Pull every line of the entries that has the word "screenshot".

Rows from a figure dataset:

** Begin **

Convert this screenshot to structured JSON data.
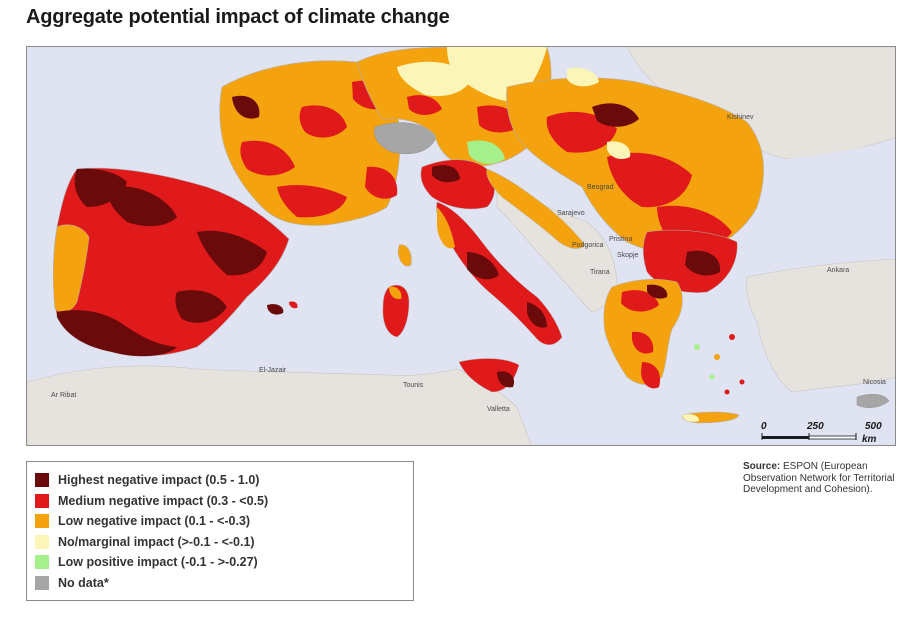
{
  "title": "Aggregate potential impact of climate change",
  "map": {
    "background_colors": {
      "sea": "#dfe3f2",
      "land_outside": "#e6e3df",
      "no_data_country": "#bfbfbf"
    },
    "place_labels": {
      "kishinev": "Kishinev",
      "beograd": "Beograd",
      "sarajevo": "Sarajevo",
      "podgorica": "Podgorica",
      "pristina": "Pristina",
      "skopje": "Skopje",
      "tirana": "Tirana",
      "ankara": "Ankara",
      "el_jazair": "El-Jazair",
      "ar_ribat": "Ar Ribat",
      "tounis": "Tounis",
      "valletta": "Valletta",
      "nicosia": "Nicosia"
    },
    "scale_bar": {
      "labels": [
        "0",
        "250",
        "500"
      ],
      "unit": "km"
    }
  },
  "legend": {
    "items": [
      {
        "label": "Highest negative impact (0.5 - 1.0)",
        "color": "#6b0a0a"
      },
      {
        "label": "Medium negative impact (0.3 - <0.5)",
        "color": "#e01a1a"
      },
      {
        "label": "Low negative impact (0.1 - <-0.3)",
        "color": "#f5a20f"
      },
      {
        "label": "No/marginal impact (>-0.1 - <-0.1)",
        "color": "#fbf6b8"
      },
      {
        "label": "Low positive impact (-0.1 - >-0.27)",
        "color": "#a6f08c"
      },
      {
        "label": "No data*",
        "color": "#a6a6a6"
      }
    ]
  },
  "source": {
    "label": "Source:",
    "text": " ESPON (European Observation Network for Territorial Development and Cohesion)."
  }
}
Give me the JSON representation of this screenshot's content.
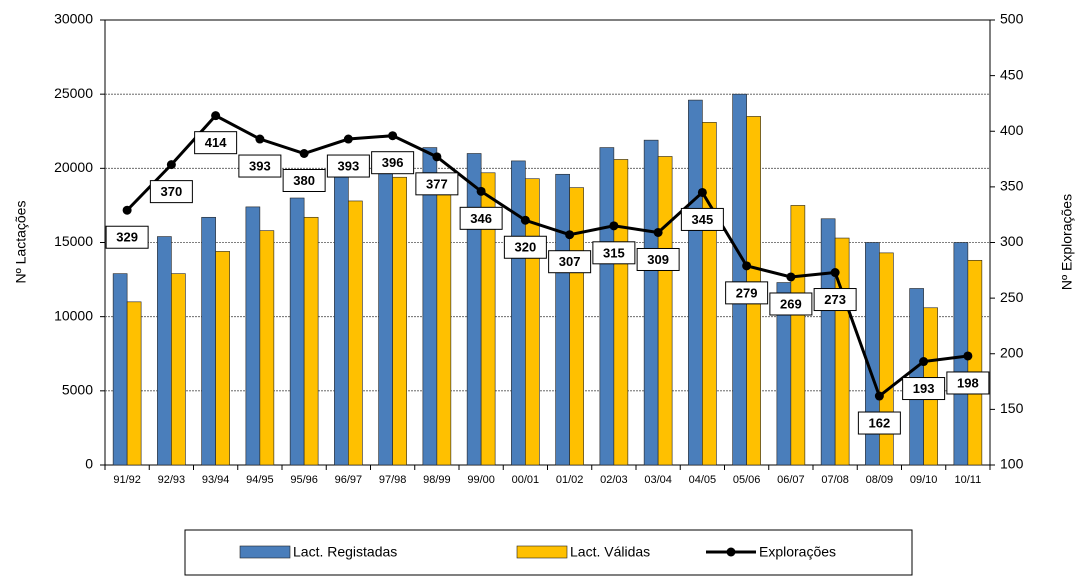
{
  "chart_data": {
    "type": "bar",
    "y_label": "Nº Lactações",
    "y2_label": "Nº Explorações",
    "categories": [
      "91/92",
      "92/93",
      "93/94",
      "94/95",
      "95/96",
      "96/97",
      "97/98",
      "98/99",
      "99/00",
      "00/01",
      "01/02",
      "02/03",
      "03/04",
      "04/05",
      "05/06",
      "06/07",
      "07/08",
      "08/09",
      "09/10",
      "10/11"
    ],
    "series": [
      {
        "name": "Lact. Registadas",
        "color": "#4a7ebb",
        "values": [
          12900,
          15400,
          16700,
          17400,
          18000,
          19700,
          20000,
          21400,
          21000,
          20500,
          19600,
          21400,
          21900,
          24600,
          25000,
          12300,
          16600,
          15000,
          11900,
          15000
        ]
      },
      {
        "name": "Lact. Válidas",
        "color": "#ffc000",
        "values": [
          11000,
          12900,
          14400,
          15800,
          16700,
          17800,
          19400,
          18700,
          19700,
          19300,
          18700,
          20600,
          20800,
          23100,
          23500,
          17500,
          15300,
          14300,
          10600,
          13800
        ]
      },
      {
        "name": "Explorações",
        "color": "#000000",
        "type": "line",
        "axis": "y2",
        "values": [
          329,
          370,
          414,
          393,
          380,
          393,
          396,
          377,
          346,
          320,
          307,
          315,
          309,
          345,
          279,
          269,
          273,
          162,
          193,
          198
        ]
      }
    ],
    "ylim": [
      0,
      30000
    ],
    "yticks": [
      0,
      5000,
      10000,
      15000,
      20000,
      25000,
      30000
    ],
    "y2lim": [
      100,
      500
    ],
    "y2ticks": [
      100,
      150,
      200,
      250,
      300,
      350,
      400,
      450,
      500
    ],
    "grid": true
  }
}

** End **

## In response
Convert this screenshot to structured JSON data.
Give me the JSON representation of this screenshot's content.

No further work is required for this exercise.